# Start of Records provided

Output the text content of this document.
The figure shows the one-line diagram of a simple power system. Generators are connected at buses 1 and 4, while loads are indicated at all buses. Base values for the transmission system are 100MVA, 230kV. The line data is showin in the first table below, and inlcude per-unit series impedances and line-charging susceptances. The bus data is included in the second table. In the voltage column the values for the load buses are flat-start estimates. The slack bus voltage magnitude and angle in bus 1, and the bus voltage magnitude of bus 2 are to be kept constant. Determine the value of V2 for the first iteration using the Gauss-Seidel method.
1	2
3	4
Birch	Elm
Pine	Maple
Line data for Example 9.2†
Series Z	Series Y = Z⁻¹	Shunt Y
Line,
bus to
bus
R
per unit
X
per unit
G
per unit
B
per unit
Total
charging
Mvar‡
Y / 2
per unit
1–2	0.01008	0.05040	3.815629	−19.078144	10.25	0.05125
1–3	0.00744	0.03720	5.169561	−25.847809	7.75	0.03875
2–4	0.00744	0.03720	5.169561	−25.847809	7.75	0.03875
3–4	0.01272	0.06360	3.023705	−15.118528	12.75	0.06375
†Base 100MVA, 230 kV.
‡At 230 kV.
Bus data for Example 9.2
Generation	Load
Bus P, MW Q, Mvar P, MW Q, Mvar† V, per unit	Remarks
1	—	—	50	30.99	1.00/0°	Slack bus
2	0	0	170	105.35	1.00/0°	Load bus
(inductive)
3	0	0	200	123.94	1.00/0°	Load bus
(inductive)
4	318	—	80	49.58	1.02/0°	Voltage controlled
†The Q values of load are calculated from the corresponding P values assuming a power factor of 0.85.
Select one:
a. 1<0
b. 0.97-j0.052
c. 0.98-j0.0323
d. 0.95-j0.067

# End of Records provided

_Aim of the exercise_: Restate the data above word for word, please.

_Task result_:
Output the text content of this document.
The figure shows the one-line diagram of a simple power system. Generators are connected at buses 1 and 4, while loads are indicated at all buses. Base values for the transmission system are 100MVA, 230kV. The line data is showin in the first table below, and inlcude per-unit series impedances and line-charging susceptances. The bus data is included in the second table. In the voltage column the values for the load buses are flat-start estimates. The slack bus voltage magnitude and angle in bus 1, and the bus voltage magnitude of bus 2 are to be kept constant. Determine the value of V2 for the first iteration using the Gauss-Seidel method.
1	2
3	4
Birch	Elm
Pine	Maple
Line data for Example 9.2†
Series Z	Series Y = Z⁻¹	Shunt Y
Line,
bus to
bus
R
per unit
X
per unit
G
per unit
B
per unit
Total
charging
Mvar‡
Y / 2
per unit
1–2	0.01008	0.05040	3.815629	−19.078144	10.25	0.05125
1–3	0.00744	0.03720	5.169561	−25.847809	7.75	0.03875
2–4	0.00744	0.03720	5.169561	−25.847809	7.75	0.03875
3–4	0.01272	0.06360	3.023705	−15.118528	12.75	0.06375
†Base 100MVA, 230 kV.
‡At 230 kV.
Bus data for Example 9.2
Generation	Load
Bus P, MW Q, Mvar P, MW Q, Mvar† V, per unit	Remarks
1	—	—	50	30.99	1.00/0°	Slack bus
2	0	0	170	105.35	1.00/0°	Load bus
(inductive)
3	0	0	200	123.94	1.00/0°	Load bus
(inductive)
4	318	—	80	49.58	1.02/0°	Voltage controlled
†The Q values of load are calculated from the corresponding P values assuming a power factor of 0.85.
Select one:
a. 1<0
b. 0.97-j0.052
c. 0.98-j0.0323
d. 0.95-j0.067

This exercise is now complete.